▶ [SHORT PROBLEM] Scan the following material for the string "neighbourhoods" and copy each line in which it appears.

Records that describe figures

• • • • • • •

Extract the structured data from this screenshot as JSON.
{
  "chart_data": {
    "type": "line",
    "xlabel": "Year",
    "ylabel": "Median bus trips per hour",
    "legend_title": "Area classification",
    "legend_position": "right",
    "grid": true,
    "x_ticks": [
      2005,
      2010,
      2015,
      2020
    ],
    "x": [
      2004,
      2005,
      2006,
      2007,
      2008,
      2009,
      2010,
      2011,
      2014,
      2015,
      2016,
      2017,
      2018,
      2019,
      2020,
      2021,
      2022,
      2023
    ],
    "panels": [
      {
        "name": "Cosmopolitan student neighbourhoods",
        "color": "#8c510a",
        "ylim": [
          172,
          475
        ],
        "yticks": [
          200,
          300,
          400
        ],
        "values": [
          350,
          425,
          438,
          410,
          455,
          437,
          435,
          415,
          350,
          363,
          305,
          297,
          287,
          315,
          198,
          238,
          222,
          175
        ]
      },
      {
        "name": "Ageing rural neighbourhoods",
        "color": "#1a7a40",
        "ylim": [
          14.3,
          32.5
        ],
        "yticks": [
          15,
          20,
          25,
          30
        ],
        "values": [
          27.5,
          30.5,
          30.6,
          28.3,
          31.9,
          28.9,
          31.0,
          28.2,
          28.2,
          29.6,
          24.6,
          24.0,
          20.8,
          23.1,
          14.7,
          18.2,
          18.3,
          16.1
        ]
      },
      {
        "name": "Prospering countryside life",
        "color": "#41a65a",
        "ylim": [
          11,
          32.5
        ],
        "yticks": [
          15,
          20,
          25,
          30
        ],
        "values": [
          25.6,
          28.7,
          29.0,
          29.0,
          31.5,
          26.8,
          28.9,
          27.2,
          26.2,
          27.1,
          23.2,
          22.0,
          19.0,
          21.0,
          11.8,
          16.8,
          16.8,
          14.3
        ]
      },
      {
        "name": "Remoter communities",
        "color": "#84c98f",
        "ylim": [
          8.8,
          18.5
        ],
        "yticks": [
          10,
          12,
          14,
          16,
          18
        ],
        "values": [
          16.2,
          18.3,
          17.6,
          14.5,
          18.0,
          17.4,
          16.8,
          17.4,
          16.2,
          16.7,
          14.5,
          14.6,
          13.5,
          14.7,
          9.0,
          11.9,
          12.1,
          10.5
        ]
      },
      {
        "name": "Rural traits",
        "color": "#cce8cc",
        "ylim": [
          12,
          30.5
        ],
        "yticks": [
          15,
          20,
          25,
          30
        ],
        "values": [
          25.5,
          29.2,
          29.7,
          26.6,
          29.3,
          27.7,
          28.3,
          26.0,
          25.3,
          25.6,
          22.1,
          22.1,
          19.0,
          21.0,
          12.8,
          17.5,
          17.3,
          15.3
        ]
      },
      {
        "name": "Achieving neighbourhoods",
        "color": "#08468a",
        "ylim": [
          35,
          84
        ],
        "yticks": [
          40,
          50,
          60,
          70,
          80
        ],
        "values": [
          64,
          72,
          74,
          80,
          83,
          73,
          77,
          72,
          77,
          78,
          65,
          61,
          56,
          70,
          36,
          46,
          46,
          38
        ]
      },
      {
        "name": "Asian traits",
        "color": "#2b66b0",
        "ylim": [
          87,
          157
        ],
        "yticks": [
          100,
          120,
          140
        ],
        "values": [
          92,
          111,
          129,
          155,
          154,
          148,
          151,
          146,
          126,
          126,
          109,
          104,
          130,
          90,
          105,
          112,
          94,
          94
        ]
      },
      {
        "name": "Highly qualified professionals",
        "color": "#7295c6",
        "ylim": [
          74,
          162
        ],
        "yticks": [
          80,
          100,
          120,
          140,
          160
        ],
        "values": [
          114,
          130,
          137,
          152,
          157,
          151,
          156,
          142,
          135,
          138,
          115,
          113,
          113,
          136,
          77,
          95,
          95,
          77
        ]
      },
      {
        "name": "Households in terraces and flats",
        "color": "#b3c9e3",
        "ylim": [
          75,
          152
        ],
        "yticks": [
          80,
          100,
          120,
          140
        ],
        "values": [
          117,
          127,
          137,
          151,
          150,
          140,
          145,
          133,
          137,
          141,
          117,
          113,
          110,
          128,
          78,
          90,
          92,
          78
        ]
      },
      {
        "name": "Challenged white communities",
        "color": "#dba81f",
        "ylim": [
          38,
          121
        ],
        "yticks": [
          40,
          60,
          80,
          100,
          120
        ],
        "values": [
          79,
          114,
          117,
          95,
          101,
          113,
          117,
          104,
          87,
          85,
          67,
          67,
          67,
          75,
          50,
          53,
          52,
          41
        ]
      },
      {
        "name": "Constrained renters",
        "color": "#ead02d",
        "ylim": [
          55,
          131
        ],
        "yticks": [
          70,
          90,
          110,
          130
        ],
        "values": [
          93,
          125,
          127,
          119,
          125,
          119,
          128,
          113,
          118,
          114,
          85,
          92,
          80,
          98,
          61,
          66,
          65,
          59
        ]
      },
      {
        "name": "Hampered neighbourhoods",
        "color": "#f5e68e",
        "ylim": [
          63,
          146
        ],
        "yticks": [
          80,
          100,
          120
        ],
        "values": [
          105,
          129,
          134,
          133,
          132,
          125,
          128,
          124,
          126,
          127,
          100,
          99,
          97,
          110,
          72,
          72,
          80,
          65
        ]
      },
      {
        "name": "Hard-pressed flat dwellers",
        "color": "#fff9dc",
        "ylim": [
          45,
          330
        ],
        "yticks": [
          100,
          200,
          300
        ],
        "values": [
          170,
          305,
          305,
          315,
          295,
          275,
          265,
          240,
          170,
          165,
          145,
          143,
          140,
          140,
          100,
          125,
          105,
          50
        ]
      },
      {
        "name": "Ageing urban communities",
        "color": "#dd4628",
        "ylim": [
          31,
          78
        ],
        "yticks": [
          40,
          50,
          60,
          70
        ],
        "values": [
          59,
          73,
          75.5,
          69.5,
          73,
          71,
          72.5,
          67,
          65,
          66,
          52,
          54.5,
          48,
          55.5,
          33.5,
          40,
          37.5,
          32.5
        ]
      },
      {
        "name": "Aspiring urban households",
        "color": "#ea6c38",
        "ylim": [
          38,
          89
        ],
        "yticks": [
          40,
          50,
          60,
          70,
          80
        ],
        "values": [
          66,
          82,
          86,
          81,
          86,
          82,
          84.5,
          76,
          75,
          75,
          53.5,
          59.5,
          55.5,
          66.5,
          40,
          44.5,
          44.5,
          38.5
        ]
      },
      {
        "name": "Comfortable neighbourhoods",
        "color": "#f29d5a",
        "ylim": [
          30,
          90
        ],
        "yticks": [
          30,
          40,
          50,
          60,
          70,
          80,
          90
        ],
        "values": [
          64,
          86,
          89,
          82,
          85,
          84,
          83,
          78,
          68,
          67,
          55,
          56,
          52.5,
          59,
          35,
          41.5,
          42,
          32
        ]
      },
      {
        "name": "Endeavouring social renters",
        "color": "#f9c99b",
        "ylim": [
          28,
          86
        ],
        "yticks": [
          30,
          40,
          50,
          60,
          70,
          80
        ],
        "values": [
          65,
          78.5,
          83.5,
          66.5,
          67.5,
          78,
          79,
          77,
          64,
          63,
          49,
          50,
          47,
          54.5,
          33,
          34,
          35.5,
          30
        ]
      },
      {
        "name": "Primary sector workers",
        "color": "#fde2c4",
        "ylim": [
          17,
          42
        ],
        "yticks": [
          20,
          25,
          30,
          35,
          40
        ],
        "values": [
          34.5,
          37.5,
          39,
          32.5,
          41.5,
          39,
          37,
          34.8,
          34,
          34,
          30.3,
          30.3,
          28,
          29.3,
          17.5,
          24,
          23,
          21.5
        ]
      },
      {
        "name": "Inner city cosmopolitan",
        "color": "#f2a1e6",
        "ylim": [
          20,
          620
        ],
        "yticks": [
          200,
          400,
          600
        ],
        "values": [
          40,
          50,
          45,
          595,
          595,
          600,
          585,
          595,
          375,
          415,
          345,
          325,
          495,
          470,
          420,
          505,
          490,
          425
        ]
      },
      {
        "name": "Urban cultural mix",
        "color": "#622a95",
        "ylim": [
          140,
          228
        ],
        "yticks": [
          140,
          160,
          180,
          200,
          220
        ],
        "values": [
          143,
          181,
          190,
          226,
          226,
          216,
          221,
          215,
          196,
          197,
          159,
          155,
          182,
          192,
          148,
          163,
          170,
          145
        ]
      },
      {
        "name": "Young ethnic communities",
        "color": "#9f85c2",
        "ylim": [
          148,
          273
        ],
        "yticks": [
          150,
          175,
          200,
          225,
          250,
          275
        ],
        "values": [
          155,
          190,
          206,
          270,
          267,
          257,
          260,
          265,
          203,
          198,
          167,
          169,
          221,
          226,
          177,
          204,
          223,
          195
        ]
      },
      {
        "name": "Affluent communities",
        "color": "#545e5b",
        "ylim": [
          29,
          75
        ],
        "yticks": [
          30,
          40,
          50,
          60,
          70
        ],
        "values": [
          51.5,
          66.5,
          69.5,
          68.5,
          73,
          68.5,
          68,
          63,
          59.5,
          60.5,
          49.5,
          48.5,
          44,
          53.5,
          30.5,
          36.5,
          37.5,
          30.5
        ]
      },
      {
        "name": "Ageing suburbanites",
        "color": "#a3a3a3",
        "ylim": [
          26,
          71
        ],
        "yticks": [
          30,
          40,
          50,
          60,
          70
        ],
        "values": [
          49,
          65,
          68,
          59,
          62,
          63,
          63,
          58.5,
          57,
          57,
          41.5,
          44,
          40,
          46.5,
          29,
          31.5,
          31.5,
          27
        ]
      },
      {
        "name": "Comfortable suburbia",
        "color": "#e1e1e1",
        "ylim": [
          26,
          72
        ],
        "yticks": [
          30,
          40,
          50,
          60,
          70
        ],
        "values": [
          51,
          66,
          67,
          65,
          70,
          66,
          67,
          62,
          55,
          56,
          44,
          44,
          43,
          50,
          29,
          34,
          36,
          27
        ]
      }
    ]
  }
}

• • • • • • •

▶ [SOLUTION TO THIS TASK]
        "name": "Cosmopolitan student neighbourhoods",
        "name": "Ageing rural neighbourhoods",
        "name": "Achieving neighbourhoods",
        "name": "Hampered neighbourhoods",
        "name": "Comfortable neighbourhoods",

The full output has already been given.